╭─ Given entries

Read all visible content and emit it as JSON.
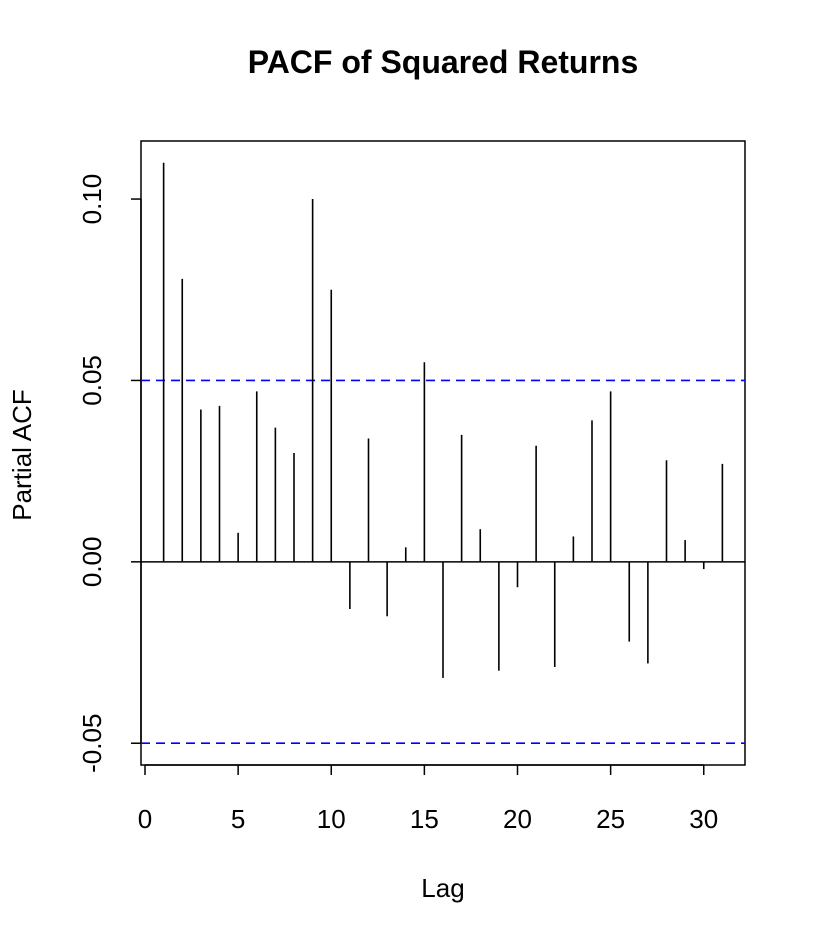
{
  "chart_data": {
    "type": "bar",
    "title": "PACF of Squared Returns",
    "xlabel": "Lag",
    "ylabel": "Partial ACF",
    "xlim": [
      0,
      32
    ],
    "ylim": [
      -0.056,
      0.116
    ],
    "x_ticks": [
      0,
      5,
      10,
      15,
      20,
      25,
      30
    ],
    "y_ticks": [
      -0.05,
      0.0,
      0.05,
      0.1
    ],
    "y_tick_labels": [
      "-0.05",
      "0.00",
      "0.05",
      "0.10"
    ],
    "confidence_bounds": [
      0.05,
      -0.05
    ],
    "zero_line": 0.0,
    "grid": false,
    "colors": {
      "bars": "#000000",
      "confidence": "#0000ff"
    },
    "x": [
      1,
      2,
      3,
      4,
      5,
      6,
      7,
      8,
      9,
      10,
      11,
      12,
      13,
      14,
      15,
      16,
      17,
      18,
      19,
      20,
      21,
      22,
      23,
      24,
      25,
      26,
      27,
      28,
      29,
      30,
      31
    ],
    "values": [
      0.11,
      0.078,
      0.042,
      0.043,
      0.008,
      0.047,
      0.037,
      0.03,
      0.1,
      0.075,
      -0.013,
      0.034,
      -0.015,
      0.004,
      0.055,
      -0.032,
      0.035,
      0.009,
      -0.03,
      -0.007,
      0.032,
      -0.029,
      0.007,
      0.039,
      0.047,
      -0.022,
      -0.028,
      0.028,
      0.006,
      -0.002,
      0.027
    ]
  }
}
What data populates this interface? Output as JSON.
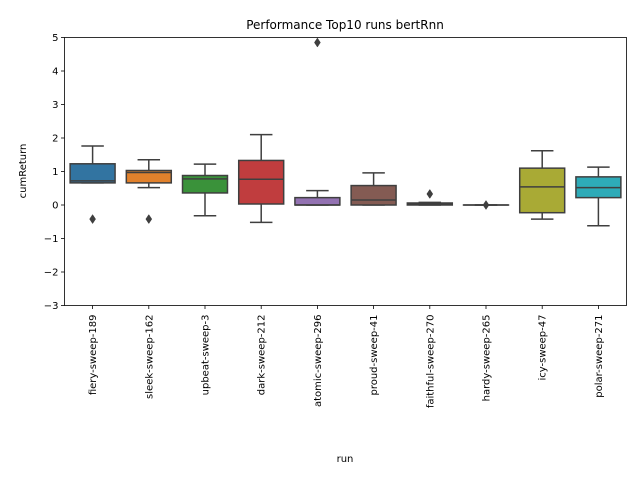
{
  "chart_data": {
    "type": "box",
    "title": "Performance Top10 runs bertRnn",
    "xlabel": "run",
    "ylabel": "cumReturn",
    "ylim": [
      -3,
      5
    ],
    "yticks": [
      -3,
      -2,
      -1,
      0,
      1,
      2,
      3,
      4,
      5
    ],
    "grid": false,
    "boxes": [
      {
        "category": "fiery-sweep-189",
        "color": "#3274a1",
        "whisker_low": 0.66,
        "q1": 0.66,
        "median": 0.72,
        "q3": 1.23,
        "whisker_high": 1.76,
        "outliers": [
          -0.42
        ]
      },
      {
        "category": "sleek-sweep-162",
        "color": "#e1812c",
        "whisker_low": 0.52,
        "q1": 0.66,
        "median": 0.97,
        "q3": 1.03,
        "whisker_high": 1.35,
        "outliers": [
          -0.42
        ]
      },
      {
        "category": "upbeat-sweep-3",
        "color": "#3a923a",
        "whisker_low": -0.32,
        "q1": 0.36,
        "median": 0.78,
        "q3": 0.88,
        "whisker_high": 1.22,
        "outliers": []
      },
      {
        "category": "dark-sweep-212",
        "color": "#c03d3e",
        "whisker_low": -0.52,
        "q1": 0.03,
        "median": 0.77,
        "q3": 1.33,
        "whisker_high": 2.1,
        "outliers": []
      },
      {
        "category": "atomic-sweep-296",
        "color": "#9372b2",
        "whisker_low": 0.0,
        "q1": 0.0,
        "median": 0.0,
        "q3": 0.22,
        "whisker_high": 0.43,
        "outliers": [
          4.85
        ]
      },
      {
        "category": "proud-sweep-41",
        "color": "#845b53",
        "whisker_low": 0.0,
        "q1": 0.0,
        "median": 0.15,
        "q3": 0.58,
        "whisker_high": 0.96,
        "outliers": []
      },
      {
        "category": "faithful-sweep-270",
        "color": "#d684bd",
        "whisker_low": 0.0,
        "q1": 0.0,
        "median": 0.03,
        "q3": 0.06,
        "whisker_high": 0.08,
        "outliers": [
          0.33
        ]
      },
      {
        "category": "hardy-sweep-265",
        "color": "#7f7f7f",
        "whisker_low": 0.0,
        "q1": 0.0,
        "median": 0.0,
        "q3": 0.0,
        "whisker_high": 0.0,
        "outliers": [
          0.0
        ]
      },
      {
        "category": "icy-sweep-47",
        "color": "#a9aa35",
        "whisker_low": -0.42,
        "q1": -0.23,
        "median": 0.54,
        "q3": 1.1,
        "whisker_high": 1.62,
        "outliers": []
      },
      {
        "category": "polar-sweep-271",
        "color": "#2eabb8",
        "whisker_low": -0.62,
        "q1": 0.22,
        "median": 0.52,
        "q3": 0.84,
        "whisker_high": 1.13,
        "outliers": []
      }
    ]
  }
}
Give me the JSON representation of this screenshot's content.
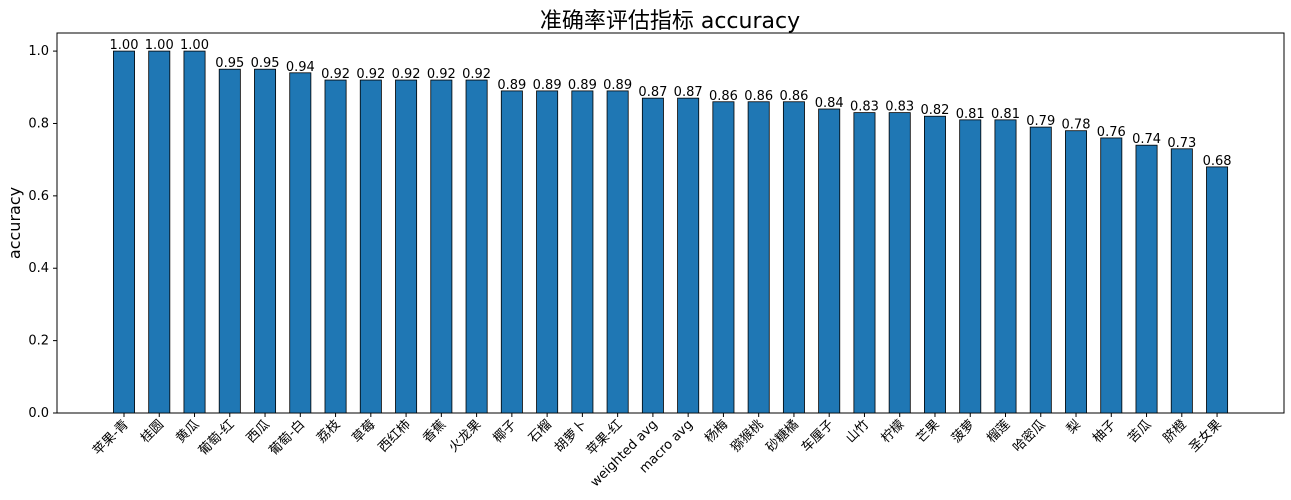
{
  "chart_data": {
    "type": "bar",
    "title": "准确率评估指标 accuracy",
    "y_label": "accuracy",
    "categories": [
      "苹果-青",
      "桂圆",
      "黄瓜",
      "葡萄-红",
      "西瓜",
      "葡萄-白",
      "荔枝",
      "草莓",
      "西红柿",
      "香蕉",
      "火龙果",
      "椰子",
      "石榴",
      "胡萝卜",
      "苹果-红",
      "weighted avg",
      "macro avg",
      "杨梅",
      "猕猴桃",
      "砂糖橘",
      "车厘子",
      "山竹",
      "柠檬",
      "芒果",
      "菠萝",
      "榴莲",
      "哈密瓜",
      "梨",
      "柚子",
      "苦瓜",
      "脐橙",
      "圣女果"
    ],
    "values": [
      1,
      1,
      1,
      0.95,
      0.95,
      0.94,
      0.92,
      0.92,
      0.92,
      0.92,
      0.92,
      0.89,
      0.89,
      0.89,
      0.89,
      0.87,
      0.87,
      0.86,
      0.86,
      0.86,
      0.84,
      0.83,
      0.83,
      0.82,
      0.81,
      0.81,
      0.79,
      0.78,
      0.76,
      0.74,
      0.73,
      0.68
    ],
    "value_labels": [
      "1.00",
      "1.00",
      "1.00",
      "0.95",
      "0.95",
      "0.94",
      "0.92",
      "0.92",
      "0.92",
      "0.92",
      "0.92",
      "0.89",
      "0.89",
      "0.89",
      "0.89",
      "0.87",
      "0.87",
      "0.86",
      "0.86",
      "0.86",
      "0.84",
      "0.83",
      "0.83",
      "0.82",
      "0.81",
      "0.81",
      "0.79",
      "0.78",
      "0.76",
      "0.74",
      "0.73",
      "0.68"
    ],
    "color": "#1f77b4",
    "ylim": [
      0,
      1.05
    ],
    "yticks": [
      {
        "value": 0,
        "label": "0.0"
      },
      {
        "value": 0.2,
        "label": "0.2"
      },
      {
        "value": 0.4,
        "label": "0.4"
      },
      {
        "value": 0.6,
        "label": "0.6"
      },
      {
        "value": 0.8,
        "label": "0.8"
      },
      {
        "value": 1,
        "label": "1.0"
      }
    ],
    "grid": false
  }
}
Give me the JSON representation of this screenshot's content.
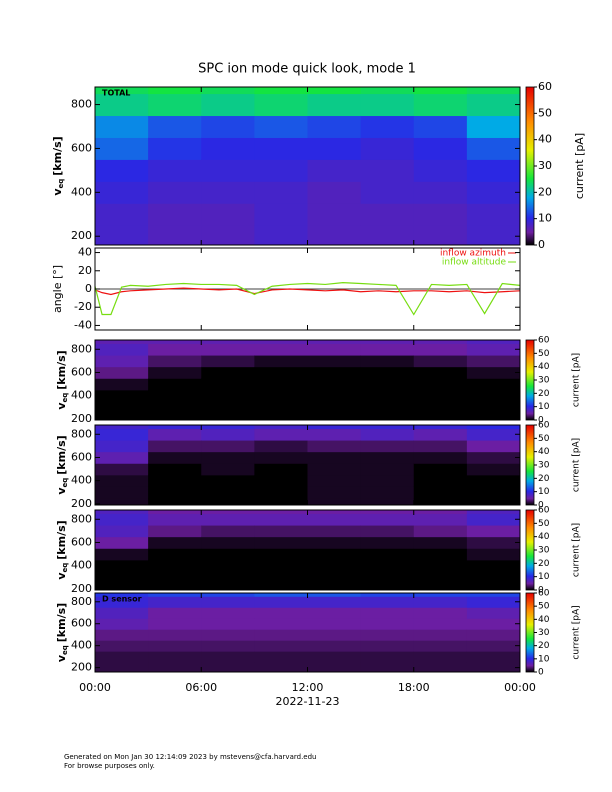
{
  "chart_data": [
    {
      "type": "heatmap",
      "title": "SPC ion mode quick look, mode 1",
      "label": "TOTAL",
      "ylabel": "v",
      "ylabel_sub": "eq",
      "ylabel_unit": "[km/s]",
      "xlim": [
        0,
        24
      ],
      "xticks": [
        0,
        6,
        12,
        18,
        24
      ],
      "ylim": [
        160,
        880
      ],
      "yticks": [
        200,
        400,
        600,
        800
      ],
      "t_bins": [
        0,
        3,
        6,
        9,
        12,
        15,
        18,
        21,
        24
      ],
      "v_bins": [
        160,
        250,
        350,
        450,
        550,
        650,
        750,
        850,
        880
      ],
      "z": [
        [
          8,
          8,
          9,
          10,
          14,
          16,
          22,
          24
        ],
        [
          7,
          7,
          8,
          9,
          11,
          13,
          23,
          25
        ],
        [
          7,
          7,
          8,
          9,
          10,
          12,
          22,
          24
        ],
        [
          8,
          8,
          8,
          9,
          10,
          13,
          23,
          25
        ],
        [
          7,
          7,
          7,
          8,
          10,
          12,
          22,
          25
        ],
        [
          7,
          7,
          8,
          8,
          9,
          11,
          22,
          24
        ],
        [
          7,
          7,
          8,
          9,
          10,
          12,
          23,
          25
        ],
        [
          8,
          8,
          9,
          10,
          13,
          18,
          22,
          24
        ]
      ],
      "clim": [
        0,
        60
      ],
      "cticks": [
        0,
        10,
        20,
        30,
        40,
        50,
        60
      ],
      "clabel": "current [pA]"
    },
    {
      "type": "line",
      "ylabel": "angle [°]",
      "xlim": [
        0,
        24
      ],
      "xticks": [
        0,
        6,
        12,
        18,
        24
      ],
      "ylim": [
        -45,
        45
      ],
      "yticks": [
        -40,
        -20,
        0,
        20,
        40
      ],
      "x": [
        0,
        0.4,
        0.9,
        1.5,
        2,
        3,
        4,
        5,
        6,
        7,
        8,
        9,
        10,
        11,
        12,
        13,
        14,
        15,
        16,
        17,
        18,
        19,
        20,
        21,
        22,
        23,
        24
      ],
      "series": [
        {
          "name": "inflow azimuth",
          "color": "#ee1111",
          "values": [
            -1,
            -4,
            -6,
            -3,
            -2,
            -1,
            0,
            1,
            0,
            -1,
            0,
            -5,
            -1,
            0,
            -1,
            -2,
            -1,
            -3,
            -2,
            -3,
            -2,
            -2,
            -3,
            -2,
            -4,
            -3,
            -2
          ]
        },
        {
          "name": "inflow altitude",
          "color": "#77dd11",
          "values": [
            3,
            -28,
            -28,
            2,
            4,
            3,
            5,
            6,
            5,
            5,
            4,
            -6,
            3,
            5,
            6,
            5,
            7,
            6,
            5,
            4,
            -28,
            5,
            4,
            5,
            -27,
            6,
            4
          ]
        }
      ]
    },
    {
      "type": "heatmap",
      "ylabel": "v",
      "ylabel_sub": "eq",
      "ylabel_unit": "[km/s]",
      "xlim": [
        0,
        24
      ],
      "xticks": [
        0,
        6,
        12,
        18,
        24
      ],
      "ylim": [
        190,
        880
      ],
      "yticks": [
        200,
        400,
        600,
        800
      ],
      "t_bins": [
        0,
        3,
        6,
        9,
        12,
        15,
        18,
        21,
        24
      ],
      "v_bins": [
        190,
        250,
        350,
        450,
        550,
        650,
        750,
        850,
        880
      ],
      "z": [
        [
          0,
          0,
          0,
          1,
          4,
          6,
          7,
          6
        ],
        [
          0,
          0,
          0,
          0,
          1,
          3,
          5,
          6
        ],
        [
          0,
          0,
          0,
          0,
          0,
          2,
          5,
          6
        ],
        [
          0,
          0,
          0,
          0,
          0,
          1,
          5,
          6
        ],
        [
          0,
          0,
          0,
          0,
          0,
          1,
          5,
          6
        ],
        [
          0,
          0,
          0,
          0,
          0,
          1,
          5,
          6
        ],
        [
          0,
          0,
          0,
          0,
          0,
          2,
          5,
          6
        ],
        [
          0,
          0,
          0,
          0,
          1,
          3,
          6,
          7
        ]
      ],
      "clim": [
        0,
        60
      ],
      "cticks": [
        0,
        10,
        20,
        30,
        40,
        50,
        60
      ],
      "clabel": "current [pA]"
    },
    {
      "type": "heatmap",
      "ylabel": "v",
      "ylabel_sub": "eq",
      "ylabel_unit": "[km/s]",
      "xlim": [
        0,
        24
      ],
      "xticks": [
        0,
        6,
        12,
        18,
        24
      ],
      "ylim": [
        190,
        880
      ],
      "yticks": [
        200,
        400,
        600,
        800
      ],
      "t_bins": [
        0,
        3,
        6,
        9,
        12,
        15,
        18,
        21,
        24
      ],
      "v_bins": [
        190,
        250,
        350,
        450,
        550,
        650,
        750,
        850,
        880
      ],
      "z": [
        [
          1,
          1,
          1,
          2,
          6,
          8,
          9,
          8
        ],
        [
          0,
          0,
          0,
          0,
          1,
          3,
          6,
          9
        ],
        [
          0,
          0,
          0,
          1,
          1,
          3,
          7,
          9
        ],
        [
          0,
          0,
          0,
          0,
          1,
          2,
          6,
          8
        ],
        [
          1,
          1,
          1,
          1,
          1,
          3,
          6,
          9
        ],
        [
          1,
          1,
          1,
          1,
          1,
          3,
          7,
          9
        ],
        [
          0,
          0,
          0,
          0,
          1,
          3,
          6,
          9
        ],
        [
          0,
          0,
          0,
          1,
          2,
          5,
          8,
          10
        ]
      ],
      "clim": [
        0,
        60
      ],
      "cticks": [
        0,
        10,
        20,
        30,
        40,
        50,
        60
      ],
      "clabel": "current [pA]"
    },
    {
      "type": "heatmap",
      "ylabel": "v",
      "ylabel_sub": "eq",
      "ylabel_unit": "[km/s]",
      "xlim": [
        0,
        24
      ],
      "xticks": [
        0,
        6,
        12,
        18,
        24
      ],
      "ylim": [
        190,
        880
      ],
      "yticks": [
        200,
        400,
        600,
        800
      ],
      "t_bins": [
        0,
        3,
        6,
        9,
        12,
        15,
        18,
        21,
        24
      ],
      "v_bins": [
        190,
        250,
        350,
        450,
        550,
        650,
        750,
        850,
        880
      ],
      "z": [
        [
          0,
          0,
          0,
          1,
          5,
          7,
          8,
          7
        ],
        [
          0,
          0,
          0,
          0,
          1,
          4,
          6,
          5
        ],
        [
          0,
          0,
          0,
          0,
          1,
          3,
          6,
          5
        ],
        [
          0,
          0,
          0,
          0,
          1,
          3,
          6,
          5
        ],
        [
          0,
          0,
          0,
          0,
          1,
          3,
          6,
          5
        ],
        [
          0,
          0,
          0,
          0,
          1,
          3,
          6,
          5
        ],
        [
          0,
          0,
          0,
          0,
          1,
          4,
          6,
          5
        ],
        [
          0,
          0,
          0,
          1,
          2,
          5,
          8,
          7
        ]
      ],
      "clim": [
        0,
        60
      ],
      "cticks": [
        0,
        10,
        20,
        30,
        40,
        50,
        60
      ],
      "clabel": "current [pA]"
    },
    {
      "type": "heatmap",
      "label": "D sensor",
      "ylabel": "v",
      "ylabel_sub": "eq",
      "ylabel_unit": "[km/s]",
      "xlim": [
        0,
        24
      ],
      "xticks": [
        {
          "value": 0,
          "label": "00:00"
        },
        {
          "value": 6,
          "label": "06:00"
        },
        {
          "value": 12,
          "label": "12:00"
        },
        {
          "value": 18,
          "label": "18:00"
        },
        {
          "value": 24,
          "label": "00:00"
        }
      ],
      "xlabel": "2022-11-23",
      "ylim": [
        160,
        880
      ],
      "yticks": [
        200,
        400,
        600,
        800
      ],
      "t_bins": [
        0,
        3,
        6,
        9,
        12,
        15,
        18,
        21,
        24
      ],
      "v_bins": [
        160,
        250,
        350,
        450,
        550,
        650,
        750,
        850,
        880
      ],
      "z": [
        [
          2,
          2,
          3,
          4,
          6,
          7,
          9,
          11
        ],
        [
          2,
          2,
          3,
          4,
          5,
          5,
          8,
          12
        ],
        [
          2,
          2,
          3,
          4,
          5,
          5,
          8,
          12
        ],
        [
          2,
          2,
          3,
          4,
          5,
          5,
          8,
          13
        ],
        [
          2,
          2,
          3,
          4,
          5,
          5,
          8,
          13
        ],
        [
          2,
          2,
          3,
          4,
          5,
          5,
          8,
          12
        ],
        [
          2,
          2,
          3,
          4,
          5,
          5,
          8,
          12
        ],
        [
          2,
          2,
          3,
          4,
          5,
          6,
          9,
          12
        ]
      ],
      "clim": [
        0,
        60
      ],
      "cticks": [
        0,
        10,
        20,
        30,
        40,
        50,
        60
      ],
      "clabel": "current [pA]"
    }
  ],
  "footer": [
    "Generated on Mon Jan 30 12:14:09 2023 by mstevens@cfa.harvard.edu",
    "For browse purposes only."
  ]
}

╰─

Task details> Return, from the data, each line that has the word "JSON" in it.

Task response>
Read all visible content and emit it as JSON.
What data populates this interface? Output as JSON.
Give me the JSON representation of this screenshot's content.
Give me the JSON representation of this screenshot's content.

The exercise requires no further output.